=== What to do ===
Search the records for "Germ". Copy every line where it appears.

=== Exercise inputs ===
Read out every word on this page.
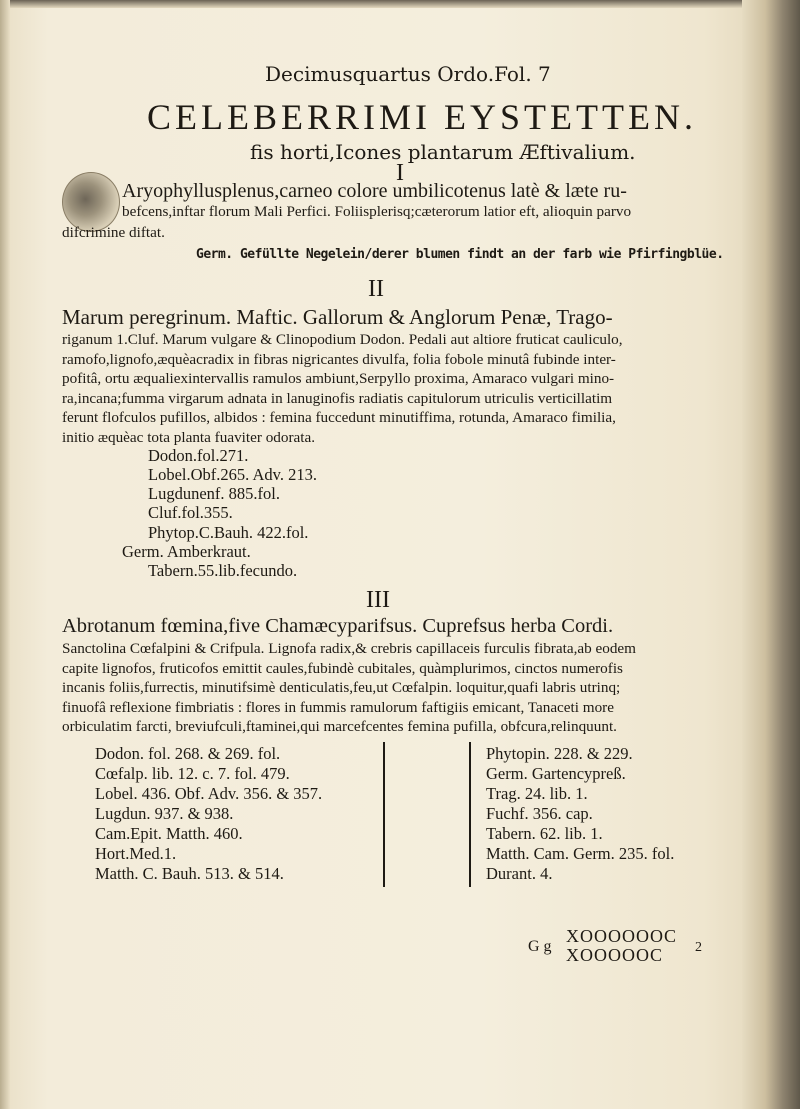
Decimusquartus Ordo.Fol. 7
CELEBERRIMI EYSTETTEN.
fis horti,Icones plantarum Æftivalium.
I
Aryophyllusplenus,carneo colore umbilicotenus latè & læte ru-
befcens,inftar florum Mali Perfici. Foliisplerisq;cæterorum latior eft, alioquin parvo
difcrimine diftat.
Germ. Gefüllte Negelein/derer blumen findt an der farb wie Pfirfingblüe.
II
Marum peregrinum. Maftic. Gallorum & Anglorum Penæ, Trago-
riganum 1.Cluf. Marum vulgare & Clinopodium Dodon. Pedali aut altiore fruticat cauliculo,
ramofo,lignofo,æquèacradix in fibras nigricantes divulfa, folia fobole minutâ fubinde inter-
pofitâ, ortu æqualiexintervallis ramulos ambiunt,Serpyllo proxima, Amaraco vulgari mino-
ra,incana;fumma virgarum adnata in lanuginofis radiatis capitulorum utriculis verticillatim
ferunt flofculos pufillos, albidos : femina fuccedunt minutiffima, rotunda, Amaraco fimilia,
initio æquèac tota planta fuaviter odorata.
Dodon.fol.271.
Lobel.Obf.265. Adv. 213.
Lugdunenf. 885.fol.
Cluf.fol.355.
Phytop.C.Bauh. 422.fol.
Germ. Amberkraut.
Tabern.55.lib.fecundo.
III
Abrotanum fœmina,five Chamæcyparifsus. Cuprefsus herba Cordi.
Sanctolina Cœfalpini & Crifpula. Lignofa radix,& crebris capillaceis furculis fibrata,ab eodem
capite lignofos, fruticofos emittit caules,fubindè cubitales, quàmplurimos, cinctos numerofis
incanis foliis,furrectis, minutifsimè denticulatis,feu,ut Cœfalpin. loquitur,quafi labris utrinq;
finuofâ reflexione fimbriatis : flores in fummis ramulorum faftigiis emicant, Tanaceti more
orbiculatim farcti, breviufculi,ftaminei,qui marcefcentes femina pufilla, obfcura,relinquunt.
Dodon. fol. 268. & 269. fol.
Cœfalp. lib. 12. c. 7. fol. 479.
Lobel. 436. Obf. Adv. 356. & 357.
Lugdun. 937. & 938.
Cam.Epit. Matth. 460.
Hort.Med.1.
Matth. C. Bauh. 513. & 514.
Phytopin. 228. & 229.
Germ. Gartencypreß.
Trag. 24. lib. 1.
Fuchf. 356. cap.
Tabern. 62. lib. 1.
Matth. Cam. Germ. 235. fol.
Durant. 4.
G g
XOOOOOOC
XOOOOOC 2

=== Solution to this exercise ===
Germ. Gefüllte Negelein/derer blumen findt an der farb wie Pfirfingblüe.
Germ. Amberkraut.
Germ. Gartencypreß.
Matth. Cam. Germ. 235. fol.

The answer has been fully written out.